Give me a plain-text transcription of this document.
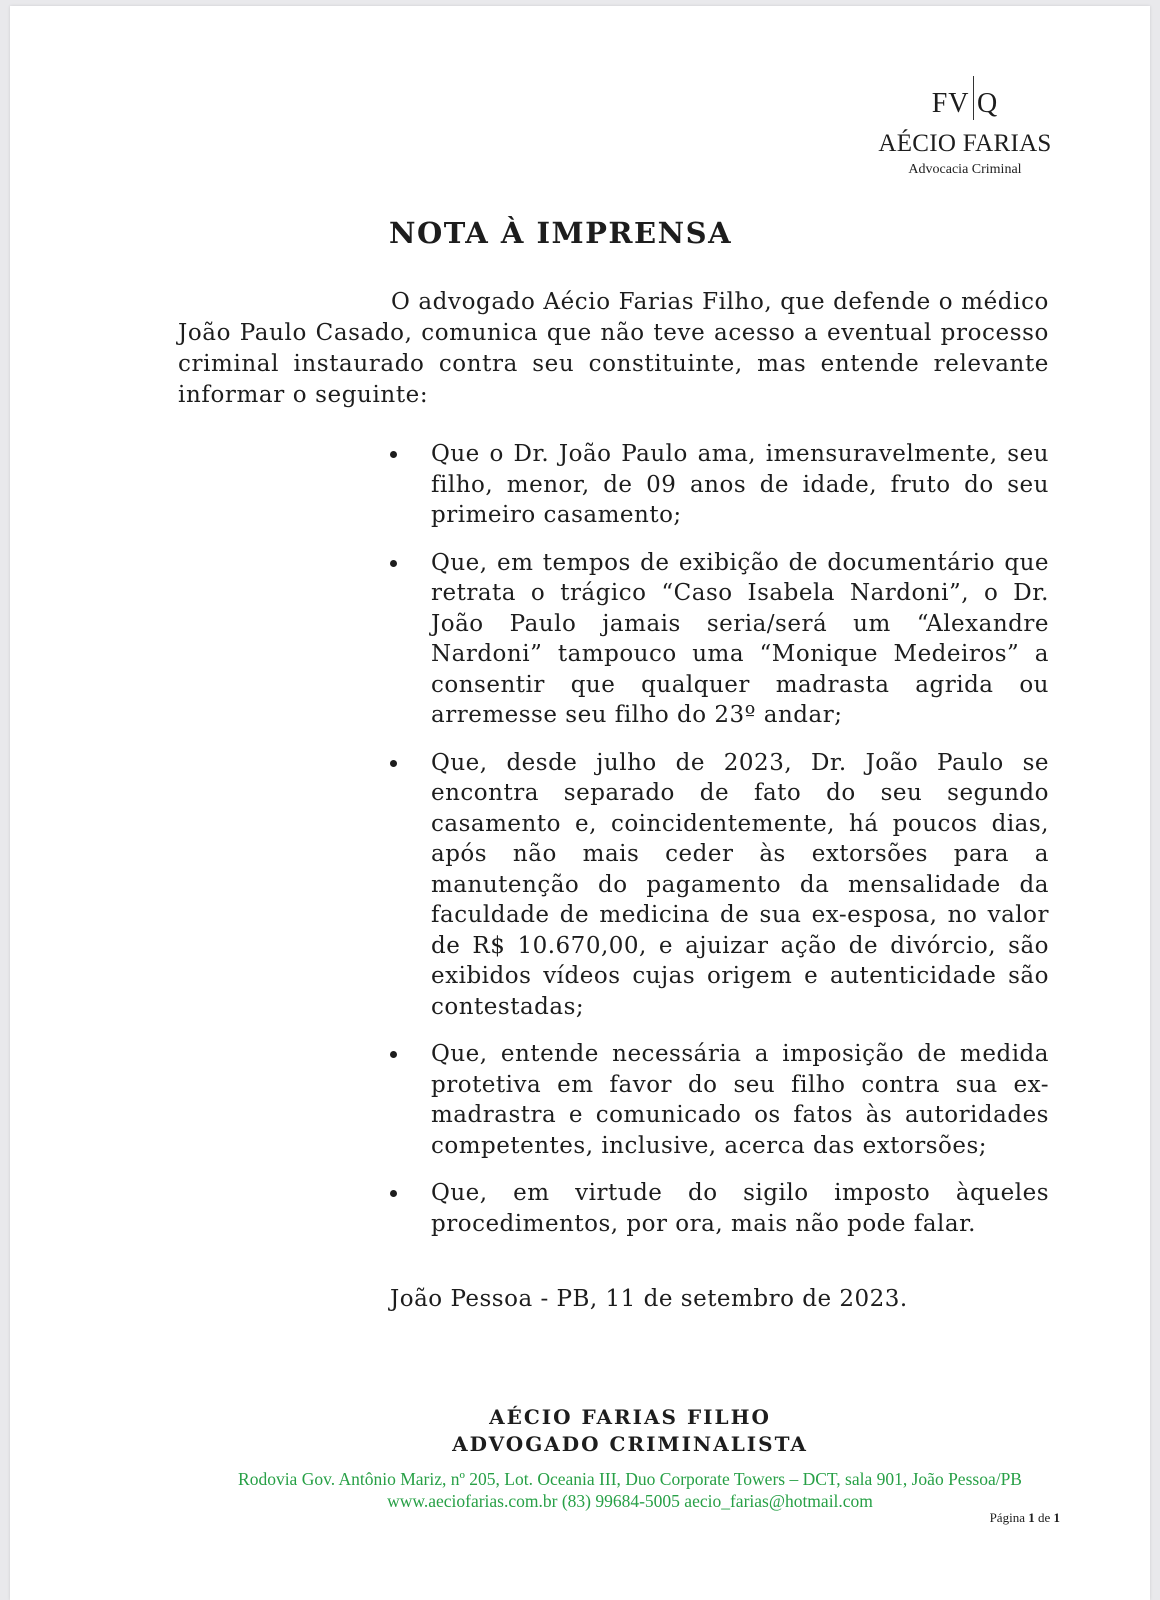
FV Q
AÉCIO FARIAS
Advocacia Criminal
NOTA À IMPRENSA

O advogado Aécio Farias Filho, que defende o médico João Paulo Casado, comunica que não teve acesso a eventual processo criminal instaurado contra seu constituinte, mas entende relevante informar o seguinte:

Que o Dr. João Paulo ama, imensuravelmente, seu filho, menor, de 09 anos de idade, fruto do seu primeiro casamento;
Que, em tempos de exibição de documentário que retrata o trágico “Caso Isabela Nardoni”, o Dr. João Paulo jamais seria/será um “Alexandre Nardoni” tampouco uma “Monique Medeiros” a consentir que qualquer madrasta agrida ou arremesse seu filho do 23º andar;
Que, desde julho de 2023, Dr. João Paulo se encontra separado de fato do seu segundo casamento e, coincidentemente, há poucos dias, após não mais ceder às extorsões para a manutenção do pagamento da mensalidade da faculdade de medicina de sua ex-esposa, no valor de R$ 10.670,00, e ajuizar ação de divórcio, são exibidos vídeos cujas origem e autenticidade são contestadas;
Que, entende necessária a imposição de medida protetiva em favor do seu filho contra sua ex-madrastra e comunicado os fatos às autoridades competentes, inclusive, acerca das extorsões;
Que, em virtude do sigilo imposto àqueles procedimentos, por ora, mais não pode falar.
João Pessoa - PB, 11 de setembro de 2023.
AÉCIO FARIAS FILHO
ADVOGADO CRIMINALISTA
Rodovia Gov. Antônio Mariz, nº 205, Lot. Oceania III, Duo Corporate Towers – DCT, sala 901, João Pessoa/PB
www.aeciofarias.com.br (83) 99684-5005 aecio_farias@hotmail.com
Página 1 de 1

## What is required
Produce an exact copy of each line of data, skipping embedded images.

## Reply
Give me a plain-text transcription of this document.
FV Q
AÉCIO FARIAS
Advocacia Criminal
NOTA À IMPRENSA

O advogado Aécio Farias Filho, que defende o médico João Paulo Casado, comunica que não teve acesso a eventual processo criminal instaurado contra seu constituinte, mas entende relevante informar o seguinte:

Que o Dr. João Paulo ama, imensuravelmente, seu filho, menor, de 09 anos de idade, fruto do seu primeiro casamento;
Que, em tempos de exibição de documentário que retrata o trágico “Caso Isabela Nardoni”, o Dr. João Paulo jamais seria/será um “Alexandre Nardoni” tampouco uma “Monique Medeiros” a consentir que qualquer madrasta agrida ou arremesse seu filho do 23º andar;
Que, desde julho de 2023, Dr. João Paulo se encontra separado de fato do seu segundo casamento e, coincidentemente, há poucos dias, após não mais ceder às extorsões para a manutenção do pagamento da mensalidade da faculdade de medicina de sua ex-esposa, no valor de R$ 10.670,00, e ajuizar ação de divórcio, são exibidos vídeos cujas origem e autenticidade são contestadas;
Que, entende necessária a imposição de medida protetiva em favor do seu filho contra sua ex-madrastra e comunicado os fatos às autoridades competentes, inclusive, acerca das extorsões;
Que, em virtude do sigilo imposto àqueles procedimentos, por ora, mais não pode falar.
João Pessoa - PB, 11 de setembro de 2023.
AÉCIO FARIAS FILHO
ADVOGADO CRIMINALISTA
Rodovia Gov. Antônio Mariz, nº 205, Lot. Oceania III, Duo Corporate Towers – DCT, sala 901, João Pessoa/PB
www.aeciofarias.com.br (83) 99684-5005 aecio_farias@hotmail.com
Página 1 de 1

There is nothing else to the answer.